[Records from a dataset]
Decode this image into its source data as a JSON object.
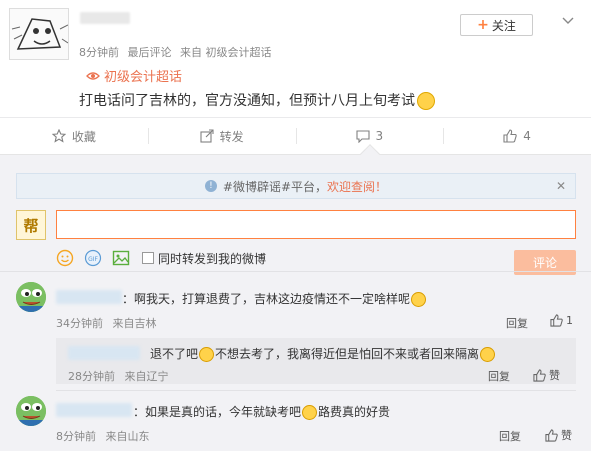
{
  "post": {
    "time": "8分钟前",
    "last_comment": "最后评论",
    "source": "来自 初级会计超话",
    "topic": "初级会计超话",
    "text": "打电话问了吉林的，官方没通知，但预计八月上旬考试",
    "follow_label": "关注"
  },
  "actions": {
    "favorite": "收藏",
    "repost": "转发",
    "comment_count": "3",
    "like_count": "4"
  },
  "notice": {
    "prefix": "#微博辟谣#平台，",
    "link": "欢迎查阅！"
  },
  "composer": {
    "avatar_char": "帮",
    "repost_label": "同时转发到我的微博",
    "submit_label": "评论"
  },
  "comments": [
    {
      "text": "：啊我天，打算退费了，吉林这边疫情还不一定啥样呢",
      "time": "34分钟前",
      "source": "来自吉林",
      "reply_label": "回复",
      "likes": "1"
    },
    {
      "text": "：如果是真的话，今年就缺考吧",
      "text_after": "路费真的好贵",
      "time": "8分钟前",
      "source": "来自山东",
      "reply_label": "回复",
      "likes": "赞"
    }
  ],
  "nested_reply": {
    "text": "退不了吧",
    "text_mid": "不想去考了，我离得近但是怕回不来或者回来隔离",
    "time": "28分钟前",
    "source": "来自辽宁",
    "reply_label": "回复",
    "likes": "赞"
  },
  "colors": {
    "accent": "#eb7350",
    "input_border": "#ff8140",
    "submit_bg": "#fbbd9e"
  }
}
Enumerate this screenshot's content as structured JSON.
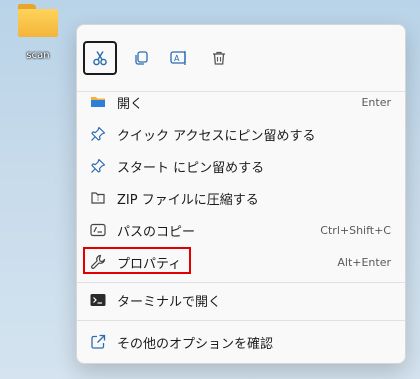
{
  "desktop": {
    "folder_label": "scan"
  },
  "context_menu": {
    "icon_bar": [
      {
        "name": "cut-icon"
      },
      {
        "name": "copy-icon"
      },
      {
        "name": "rename-icon"
      },
      {
        "name": "delete-icon"
      }
    ],
    "items": [
      {
        "label": "開く",
        "shortcut": "Enter",
        "icon": "folder-open-icon"
      },
      {
        "label": "クイック アクセスにピン留めする",
        "shortcut": "",
        "icon": "pin-icon"
      },
      {
        "label": "スタート にピン留めする",
        "shortcut": "",
        "icon": "pin-icon"
      },
      {
        "label": "ZIP ファイルに圧縮する",
        "shortcut": "",
        "icon": "zip-icon"
      },
      {
        "label": "パスのコピー",
        "shortcut": "Ctrl+Shift+C",
        "icon": "copy-path-icon"
      },
      {
        "label": "プロパティ",
        "shortcut": "Alt+Enter",
        "icon": "wrench-icon"
      },
      {
        "label": "ターミナルで開く",
        "shortcut": "",
        "icon": "terminal-icon"
      },
      {
        "label": "その他のオプションを確認",
        "shortcut": "",
        "icon": "share-icon"
      }
    ],
    "highlight_color": "#e00000",
    "accent_color": "#1a73e8"
  }
}
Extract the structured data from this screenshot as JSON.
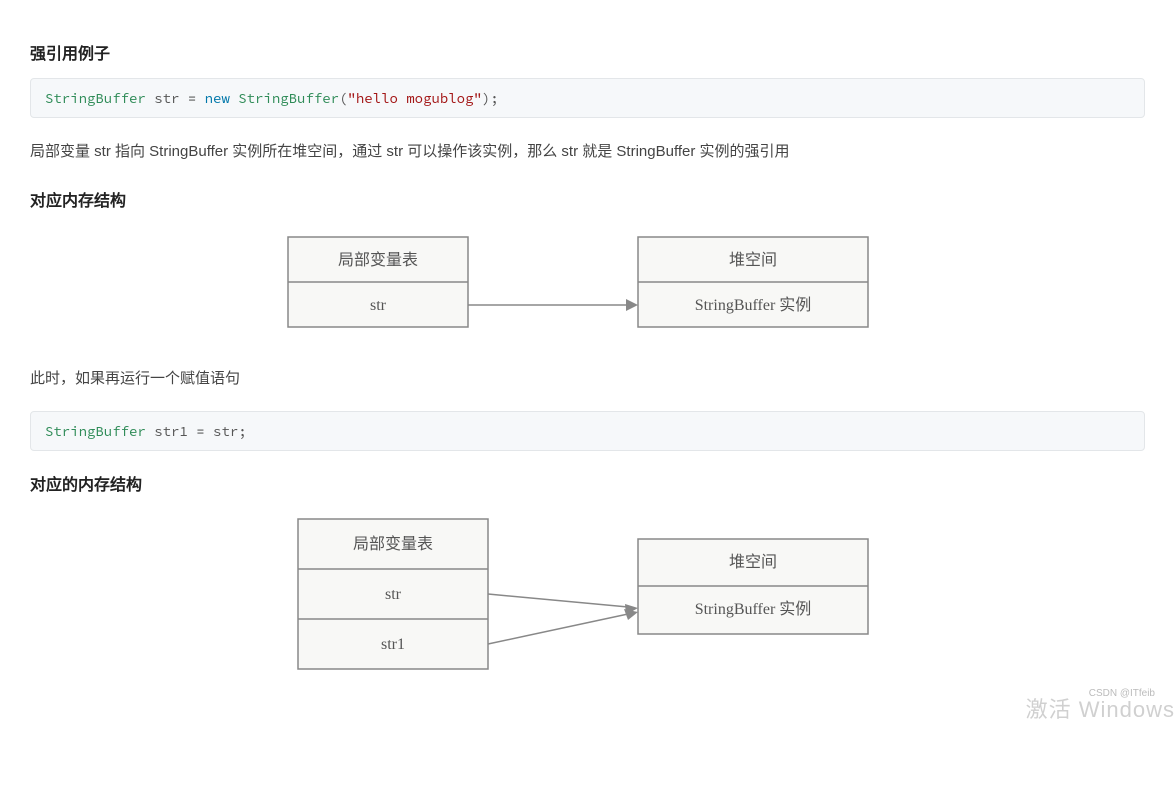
{
  "heading1": "强引用例子",
  "code1": {
    "cls1": "StringBuffer",
    "var": "str",
    "eq": "=",
    "kw": "new",
    "cls2": "StringBuffer",
    "paren_open": "(",
    "str": "\"hello mogublog\"",
    "paren_close": ");"
  },
  "para1": "局部变量 str 指向 StringBuffer 实例所在堆空间，通过 str 可以操作该实例，那么 str 就是 StringBuffer 实例的强引用",
  "heading2": "对应内存结构",
  "diagram1": {
    "left_header": "局部变量表",
    "left_cell": "str",
    "right_header": "堆空间",
    "right_cell": "StringBuffer 实例"
  },
  "para2": "此时，如果再运行一个赋值语句",
  "code2": {
    "cls": "StringBuffer",
    "var": "str1",
    "eq": "=",
    "rhs": "str;"
  },
  "heading3": "对应的内存结构",
  "diagram2": {
    "left_header": "局部变量表",
    "left_cell1": "str",
    "left_cell2": "str1",
    "right_header": "堆空间",
    "right_cell": "StringBuffer 实例"
  },
  "watermark": "CSDN @ITfeib",
  "activate": "激活 Windows"
}
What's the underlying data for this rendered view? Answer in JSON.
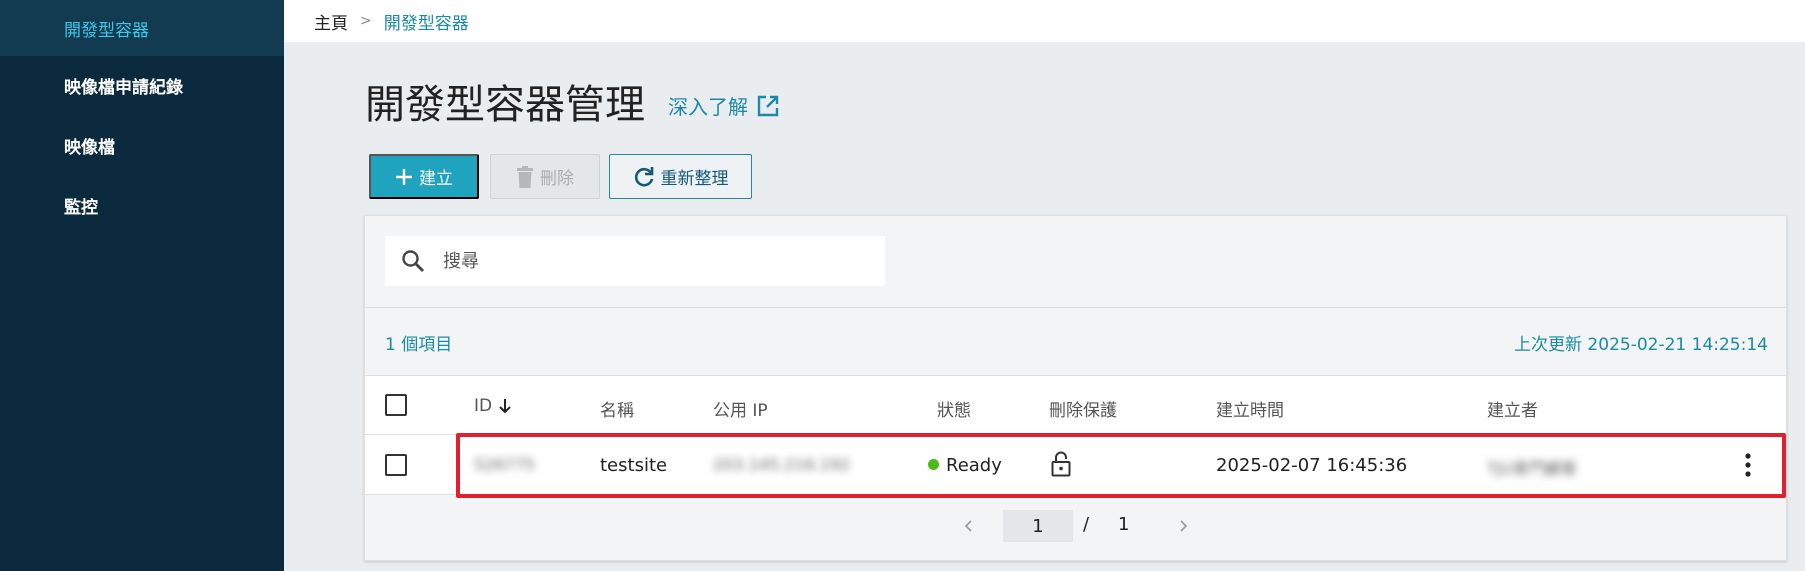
{
  "sidebar": {
    "items": [
      {
        "label": "開發型容器",
        "active": true
      },
      {
        "label": "映像檔申請紀錄",
        "active": false
      },
      {
        "label": "映像檔",
        "active": false
      },
      {
        "label": "監控",
        "active": false
      }
    ]
  },
  "breadcrumb": {
    "home": "主頁",
    "separator": ">",
    "current": "開發型容器"
  },
  "page": {
    "title": "開發型容器管理",
    "learn_more": "深入了解"
  },
  "toolbar": {
    "create_label": "建立",
    "delete_label": "刪除",
    "refresh_label": "重新整理"
  },
  "search": {
    "placeholder": "搜尋",
    "value": ""
  },
  "summary": {
    "count": "1 個項目",
    "last_update": "上次更新 2025-02-21 14:25:14"
  },
  "table": {
    "columns": [
      "ID",
      "名稱",
      "公用 IP",
      "狀態",
      "刪除保護",
      "建立時間",
      "建立者"
    ],
    "rows": [
      {
        "id": "526775",
        "name": "testsite",
        "public_ip": "203.145.216.192",
        "status": "Ready",
        "created_at": "2025-02-07 16:45:36",
        "creator": "TJU家門顧客"
      }
    ]
  },
  "pagination": {
    "current": "1",
    "separator": "/",
    "total": "1"
  },
  "colors": {
    "accent": "#1fa3be",
    "sidebar_bg": "#0b2a3d",
    "highlight": "#e0202e",
    "status_ready": "#4cbb17"
  }
}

▶ [Exercise goal]:
In the entries above, find every line holding the word "structured" and copy it out.

▶ [Finished answer]:
Enumerate this screenshot's content as structured JSON.
Extract the structured data from this screenshot as JSON.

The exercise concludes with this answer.